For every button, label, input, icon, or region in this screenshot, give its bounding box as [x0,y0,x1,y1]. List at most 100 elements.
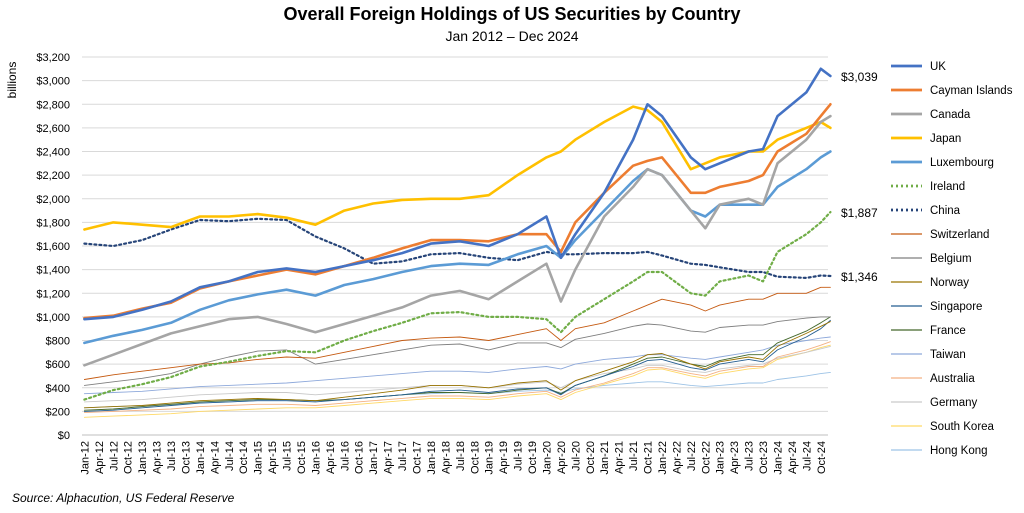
y-tick-label: $3,200 [36,52,70,64]
series-line-south-korea [83,344,831,418]
x-tick-label: Oct-16 [354,441,366,474]
x-tick-label: Apr-24 [787,441,799,474]
x-tick-label: Jul-19 [513,441,525,471]
series-line-france [83,316,831,411]
legend-label: Taiwan [930,349,966,361]
y-tick-label: $1,400 [36,265,70,277]
y-tick-label: $2,800 [36,99,70,111]
series-line-singapore [83,319,831,412]
legend: UK Cayman Islands Canada Japan Luxembourg Ire… [891,61,1013,457]
x-tick-label: Jul-14 [224,441,236,471]
series-line-japan [83,105,832,231]
legend-label: France [930,325,966,337]
x-tick-label: Jul-21 [628,441,640,471]
x-tick-label: Jan-18 [426,441,438,475]
x-tick-label: Jan-13 [137,441,149,475]
gridlines [82,56,828,436]
x-tick-label: Apr-23 [729,441,741,474]
legend-label: Cayman Islands [930,85,1013,97]
series-line-taiwan [83,336,831,395]
series-lines [83,67,832,418]
series-line-cayman-islands [83,103,832,320]
series-line-belgium [83,316,831,386]
series-line-switzerland [83,286,831,380]
x-tick-label: Jan-12 [79,441,91,475]
legend-label: Japan [930,133,961,145]
series-line-canada [83,114,832,367]
y-tick-label: $2,000 [36,194,70,206]
y-axis-ticks: $0 $200 $400 $600 $800 $1,000 $1,200 $1,400 $1,6… [36,52,70,442]
end-value-labels: $3,039 $1,887 $1,346 [841,70,878,284]
x-tick-label: Jan-19 [484,441,496,475]
x-tick-label: Jul-22 [686,441,698,471]
x-tick-label: Oct-14 [238,441,250,474]
x-tick-label: Apr-13 [152,441,164,474]
x-tick-label: Jan-23 [715,441,727,475]
series-line-china [83,217,832,279]
x-tick-label: Jul-23 [744,441,756,471]
x-tick-label: Oct-21 [643,441,655,474]
x-tick-label: Oct-20 [585,441,597,474]
y-tick-label: $0 [58,430,70,442]
legend-label: Belgium [930,253,972,265]
series-line-norway [83,321,831,409]
y-tick-label: $2,200 [36,170,70,182]
x-tick-label: Jan-20 [541,441,553,475]
x-tick-label: Apr-18 [440,441,452,474]
x-tick-label: Apr-22 [671,441,683,474]
legend-label: Australia [930,373,975,385]
x-tick-label: Apr-21 [614,441,626,474]
legend-label: China [930,205,961,217]
x-tick-label: Jul-15 [282,441,294,471]
x-tick-label: Jan-15 [253,441,265,475]
y-tick-label: $200 [46,406,70,418]
y-tick-label: $2,400 [36,147,70,159]
legend-label: UK [930,61,946,73]
x-tick-label: Oct-24 [816,441,828,474]
y-tick-label: $600 [46,359,70,371]
legend-label: Canada [930,109,971,121]
legend-label: Ireland [930,181,965,193]
x-tick-label: Apr-20 [556,441,568,474]
x-tick-label: Oct-12 [123,441,135,474]
x-tick-label: Jul-20 [570,441,582,471]
x-tick-label: Jan-22 [657,441,669,475]
series-line-uk [83,67,832,321]
y-tick-label: $400 [46,383,70,395]
series-line-ireland [83,211,832,401]
x-tick-label: Jul-18 [455,441,467,471]
series-line-germany [83,345,831,403]
x-tick-label: Oct-17 [411,441,423,474]
legend-label: Switzerland [930,229,989,241]
y-tick-label: $2,600 [36,123,70,135]
series-line-luxembourg [83,150,832,345]
y-tick-label: $1,200 [36,288,70,300]
chart-title: Overall Foreign Holdings of US Securitie… [283,4,740,24]
x-tick-label: Jul-16 [339,441,351,471]
y-tick-label: $1,800 [36,217,70,229]
x-tick-label: Oct-23 [758,441,770,474]
x-tick-label: Jul-12 [108,441,120,471]
x-tick-label: Jul-24 [801,441,813,471]
x-tick-label: Jan-17 [368,441,380,475]
y-axis-label: billions [5,62,19,99]
x-tick-label: Jan-21 [599,441,611,475]
y-tick-label: $1,000 [36,312,70,324]
end-label-china: $1,346 [841,270,878,284]
x-tick-label: Jan-14 [195,441,207,475]
x-axis-ticks: Jan-12 Apr-12 Jul-12 Oct-12 Jan-13 Apr-13 Jul-… [79,441,827,475]
legend-label: South Korea [930,421,995,433]
x-tick-label: Apr-14 [209,441,221,474]
x-tick-label: Oct-18 [469,441,481,474]
end-label-ireland: $1,887 [841,206,878,220]
legend-label: Hong Kong [930,445,988,457]
x-tick-label: Apr-17 [383,441,395,474]
x-tick-label: Apr-16 [325,441,337,474]
x-tick-label: Oct-22 [700,441,712,474]
legend-label: Norway [930,277,969,289]
x-tick-label: Apr-12 [94,441,106,474]
x-tick-label: Apr-19 [498,441,510,474]
x-tick-label: Jan-16 [310,441,322,475]
y-tick-label: $3,000 [36,76,70,88]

═══

◆ Exercise details ◆
Reproduce all the rows above verbatim, leaving out the pictures.

◆ Task response ◆
For every button, label, input, icon, or region in this screenshot, give its bounding box as [x0,y0,x1,y1]. List at most 100 elements.
y-tick-label: $3,200 [36,52,70,64]
series-line-south-korea [83,344,831,418]
x-tick-label: Oct-16 [354,441,366,474]
x-tick-label: Apr-24 [787,441,799,474]
x-tick-label: Jul-19 [513,441,525,471]
series-line-france [83,316,831,411]
legend-label: Taiwan [930,349,966,361]
y-tick-label: $1,400 [36,265,70,277]
y-tick-label: $2,800 [36,99,70,111]
series-line-singapore [83,319,831,412]
legend: UK Cayman Islands Canada Japan Luxembourg Ire… [891,61,1013,457]
x-tick-label: Jul-14 [224,441,236,471]
series-line-japan [83,105,832,231]
legend-label: France [930,325,966,337]
x-tick-label: Jul-21 [628,441,640,471]
x-tick-label: Jan-18 [426,441,438,475]
x-tick-label: Jan-13 [137,441,149,475]
gridlines [82,56,828,436]
x-tick-label: Apr-23 [729,441,741,474]
legend-label: Cayman Islands [930,85,1013,97]
series-line-taiwan [83,336,831,395]
series-lines [83,67,832,418]
series-line-cayman-islands [83,103,832,320]
series-line-belgium [83,316,831,386]
series-line-switzerland [83,286,831,380]
x-tick-label: Jan-12 [79,441,91,475]
legend-label: Japan [930,133,961,145]
series-line-canada [83,114,832,367]
y-tick-label: $2,000 [36,194,70,206]
y-axis-ticks: $0 $200 $400 $600 $800 $1,000 $1,200 $1,400 $1,6… [36,52,70,442]
end-value-labels: $3,039 $1,887 $1,346 [841,70,878,284]
x-tick-label: Jan-19 [484,441,496,475]
x-tick-label: Jul-22 [686,441,698,471]
x-tick-label: Oct-14 [238,441,250,474]
x-tick-label: Apr-13 [152,441,164,474]
x-tick-label: Jan-23 [715,441,727,475]
series-line-china [83,217,832,279]
x-tick-label: Jul-23 [744,441,756,471]
x-tick-label: Oct-21 [643,441,655,474]
x-tick-label: Oct-20 [585,441,597,474]
y-tick-label: $0 [58,430,70,442]
legend-label: Belgium [930,253,972,265]
series-line-norway [83,321,831,409]
y-tick-label: $2,200 [36,170,70,182]
x-tick-label: Jan-20 [541,441,553,475]
x-tick-label: Apr-18 [440,441,452,474]
x-tick-label: Apr-22 [671,441,683,474]
legend-label: Australia [930,373,975,385]
x-tick-label: Apr-21 [614,441,626,474]
legend-label: China [930,205,961,217]
x-tick-label: Jul-15 [282,441,294,471]
x-tick-label: Jan-15 [253,441,265,475]
y-tick-label: $200 [46,406,70,418]
y-tick-label: $2,400 [36,147,70,159]
legend-label: UK [930,61,946,73]
x-tick-label: Oct-24 [816,441,828,474]
y-tick-label: $600 [46,359,70,371]
legend-label: Canada [930,109,971,121]
legend-label: Ireland [930,181,965,193]
x-tick-label: Apr-20 [556,441,568,474]
x-tick-label: Oct-12 [123,441,135,474]
x-tick-label: Jul-20 [570,441,582,471]
x-tick-label: Jan-22 [657,441,669,475]
series-line-uk [83,67,832,321]
y-tick-label: $400 [46,383,70,395]
series-line-ireland [83,211,832,401]
x-tick-label: Jul-18 [455,441,467,471]
series-line-germany [83,345,831,403]
x-tick-label: Oct-17 [411,441,423,474]
legend-label: Switzerland [930,229,989,241]
y-tick-label: $2,600 [36,123,70,135]
series-line-luxembourg [83,150,832,345]
y-tick-label: $1,200 [36,288,70,300]
chart-title: Overall Foreign Holdings of US Securitie… [283,4,740,24]
x-tick-label: Jul-16 [339,441,351,471]
y-tick-label: $1,800 [36,217,70,229]
x-tick-label: Oct-23 [758,441,770,474]
x-tick-label: Jul-12 [108,441,120,471]
x-tick-label: Jul-24 [801,441,813,471]
x-tick-label: Jan-17 [368,441,380,475]
y-axis-label: billions [5,62,19,99]
x-tick-label: Jan-21 [599,441,611,475]
y-tick-label: $1,000 [36,312,70,324]
end-label-china: $1,346 [841,270,878,284]
x-tick-label: Jan-14 [195,441,207,475]
x-axis-ticks: Jan-12 Apr-12 Jul-12 Oct-12 Jan-13 Apr-13 Jul-… [79,441,827,475]
legend-label: South Korea [930,421,995,433]
x-tick-label: Apr-14 [209,441,221,474]
x-tick-label: Oct-18 [469,441,481,474]
end-label-ireland: $1,887 [841,206,878,220]
legend-label: Hong Kong [930,445,988,457]
x-tick-label: Apr-17 [383,441,395,474]
x-tick-label: Apr-16 [325,441,337,474]
x-tick-label: Oct-22 [700,441,712,474]
legend-label: Norway [930,277,969,289]
x-tick-label: Apr-12 [94,441,106,474]
x-tick-label: Apr-19 [498,441,510,474]
x-tick-label: Jan-16 [310,441,322,475]
y-tick-label: $3,000 [36,76,70,88]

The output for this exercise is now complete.